» Given task
Go through the entries below and retype them exactly, omitting each picture.

(Items from a figure collection)
* * * * * * *

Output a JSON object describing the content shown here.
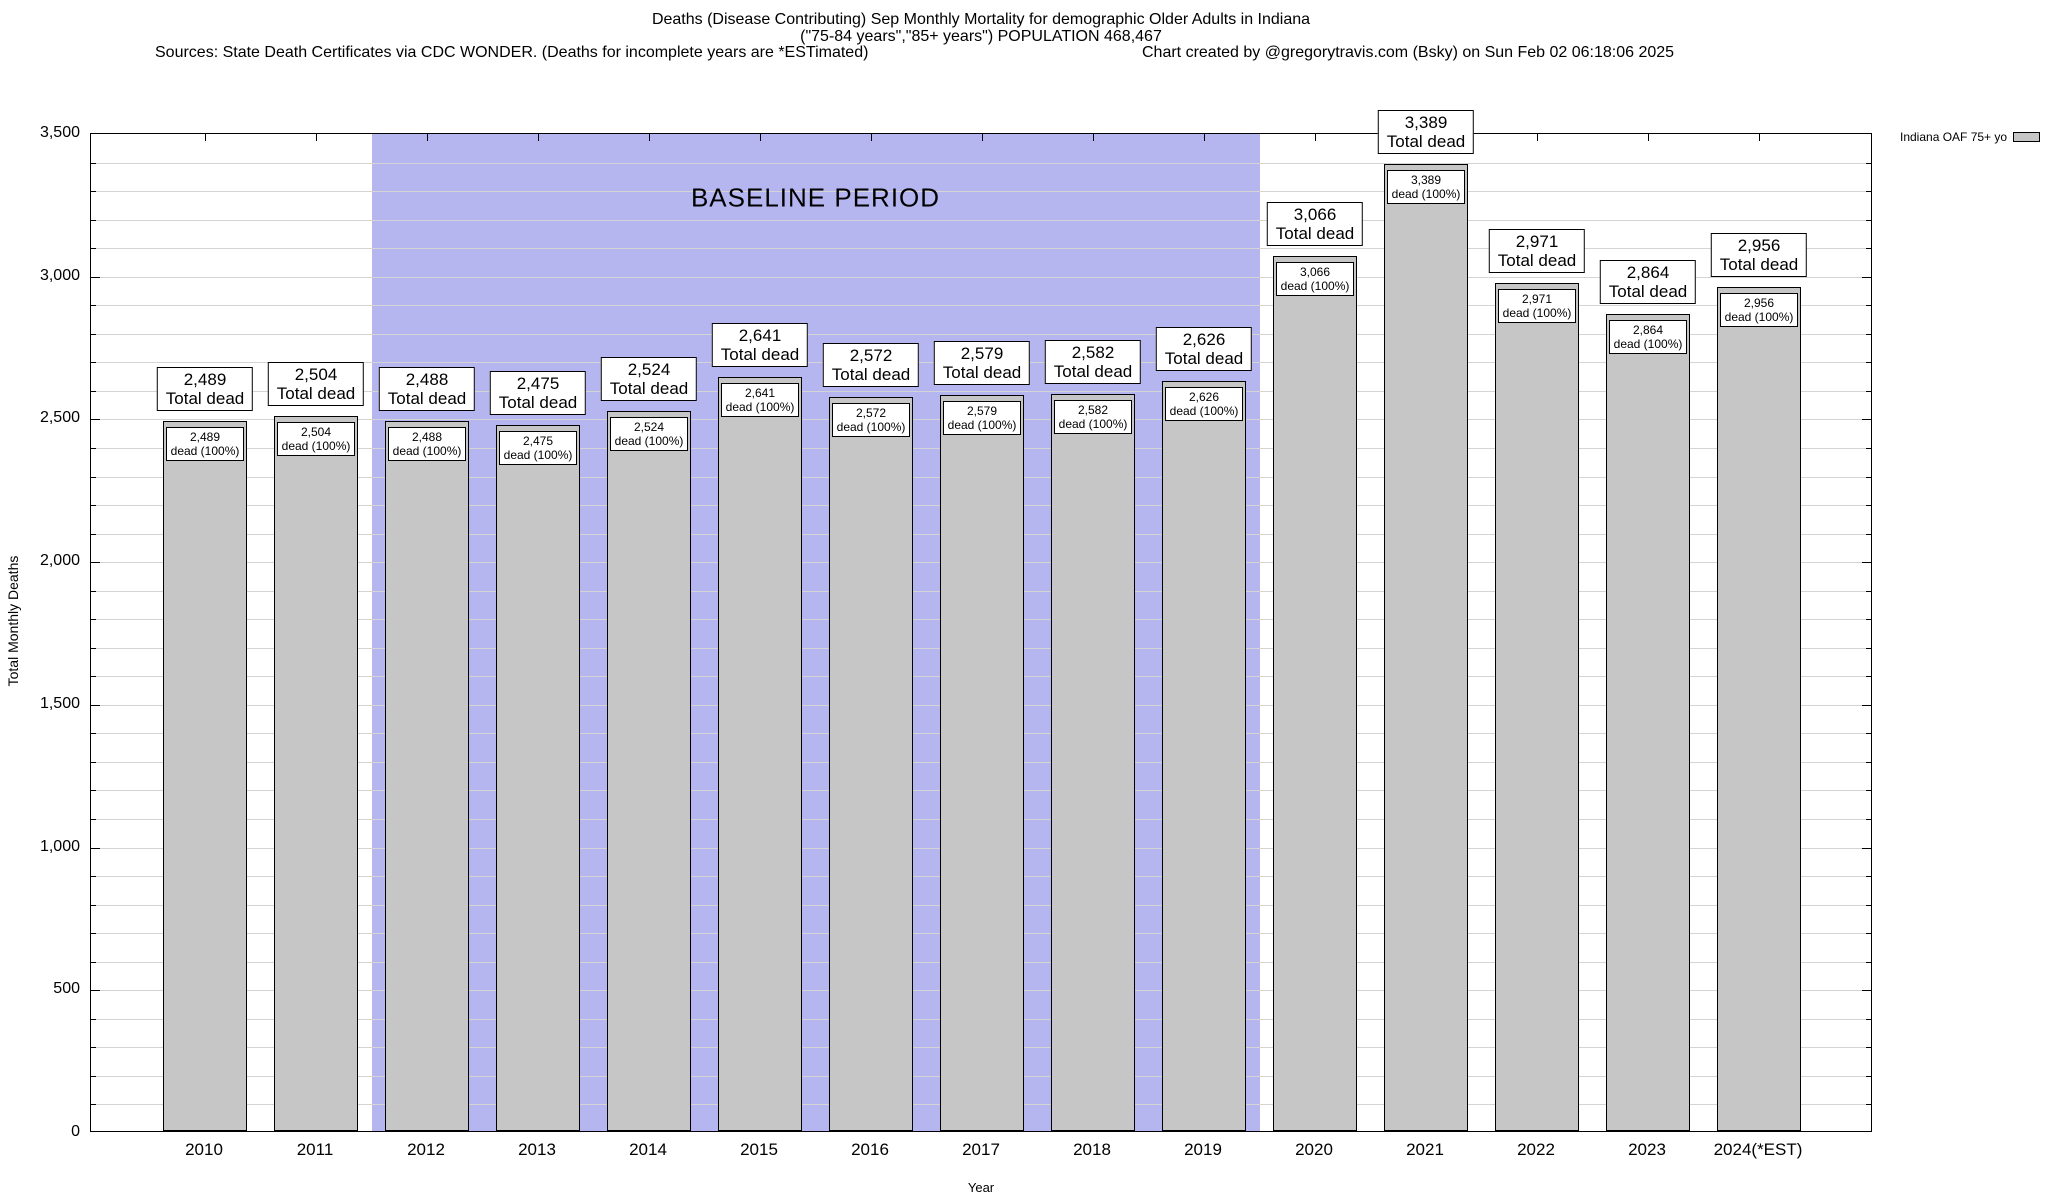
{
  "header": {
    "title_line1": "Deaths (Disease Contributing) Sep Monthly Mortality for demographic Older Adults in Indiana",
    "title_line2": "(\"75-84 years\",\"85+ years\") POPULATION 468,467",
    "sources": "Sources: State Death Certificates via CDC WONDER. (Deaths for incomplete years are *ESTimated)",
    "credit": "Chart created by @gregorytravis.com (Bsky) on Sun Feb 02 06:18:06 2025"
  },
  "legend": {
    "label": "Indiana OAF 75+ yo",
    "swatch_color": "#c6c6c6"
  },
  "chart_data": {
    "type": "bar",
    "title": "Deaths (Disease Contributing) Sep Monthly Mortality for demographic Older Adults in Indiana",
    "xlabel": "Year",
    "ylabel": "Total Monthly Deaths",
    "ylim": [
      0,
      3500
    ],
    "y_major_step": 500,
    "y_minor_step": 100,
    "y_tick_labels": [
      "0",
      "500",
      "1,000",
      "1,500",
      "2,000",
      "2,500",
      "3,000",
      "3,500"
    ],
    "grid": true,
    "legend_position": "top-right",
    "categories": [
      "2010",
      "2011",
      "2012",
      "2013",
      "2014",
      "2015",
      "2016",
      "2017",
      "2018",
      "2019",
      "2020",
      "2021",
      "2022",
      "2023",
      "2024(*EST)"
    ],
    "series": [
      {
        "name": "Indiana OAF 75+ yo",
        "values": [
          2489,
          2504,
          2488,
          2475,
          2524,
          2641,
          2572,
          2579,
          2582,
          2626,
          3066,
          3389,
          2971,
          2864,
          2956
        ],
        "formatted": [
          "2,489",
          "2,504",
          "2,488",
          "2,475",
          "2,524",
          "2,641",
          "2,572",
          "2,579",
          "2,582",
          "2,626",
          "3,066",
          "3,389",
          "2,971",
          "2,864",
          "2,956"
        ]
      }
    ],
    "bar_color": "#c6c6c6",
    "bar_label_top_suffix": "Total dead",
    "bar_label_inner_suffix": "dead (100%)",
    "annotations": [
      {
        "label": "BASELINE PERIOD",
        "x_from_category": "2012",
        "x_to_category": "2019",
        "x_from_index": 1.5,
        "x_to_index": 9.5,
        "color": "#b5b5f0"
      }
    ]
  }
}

* * * * * * *

» Solved exercise
Output a JSON object describing the content shown here.
{
  "header": {
    "title_line1": "Deaths (Disease Contributing) Sep Monthly Mortality for demographic Older Adults in Indiana",
    "title_line2": "(\"75-84 years\",\"85+ years\") POPULATION 468,467",
    "sources": "Sources: State Death Certificates via CDC WONDER. (Deaths for incomplete years are *ESTimated)",
    "credit": "Chart created by @gregorytravis.com (Bsky) on Sun Feb 02 06:18:06 2025"
  },
  "legend": {
    "label": "Indiana OAF 75+ yo",
    "swatch_color": "#c6c6c6"
  },
  "chart_data": {
    "type": "bar",
    "title": "Deaths (Disease Contributing) Sep Monthly Mortality for demographic Older Adults in Indiana",
    "xlabel": "Year",
    "ylabel": "Total Monthly Deaths",
    "ylim": [
      0,
      3500
    ],
    "y_major_step": 500,
    "y_minor_step": 100,
    "y_tick_labels": [
      "0",
      "500",
      "1,000",
      "1,500",
      "2,000",
      "2,500",
      "3,000",
      "3,500"
    ],
    "grid": true,
    "legend_position": "top-right",
    "categories": [
      "2010",
      "2011",
      "2012",
      "2013",
      "2014",
      "2015",
      "2016",
      "2017",
      "2018",
      "2019",
      "2020",
      "2021",
      "2022",
      "2023",
      "2024(*EST)"
    ],
    "series": [
      {
        "name": "Indiana OAF 75+ yo",
        "values": [
          2489,
          2504,
          2488,
          2475,
          2524,
          2641,
          2572,
          2579,
          2582,
          2626,
          3066,
          3389,
          2971,
          2864,
          2956
        ],
        "formatted": [
          "2,489",
          "2,504",
          "2,488",
          "2,475",
          "2,524",
          "2,641",
          "2,572",
          "2,579",
          "2,582",
          "2,626",
          "3,066",
          "3,389",
          "2,971",
          "2,864",
          "2,956"
        ]
      }
    ],
    "bar_color": "#c6c6c6",
    "bar_label_top_suffix": "Total dead",
    "bar_label_inner_suffix": "dead (100%)",
    "annotations": [
      {
        "label": "BASELINE PERIOD",
        "x_from_category": "2012",
        "x_to_category": "2019",
        "x_from_index": 1.5,
        "x_to_index": 9.5,
        "color": "#b5b5f0"
      }
    ]
  }
}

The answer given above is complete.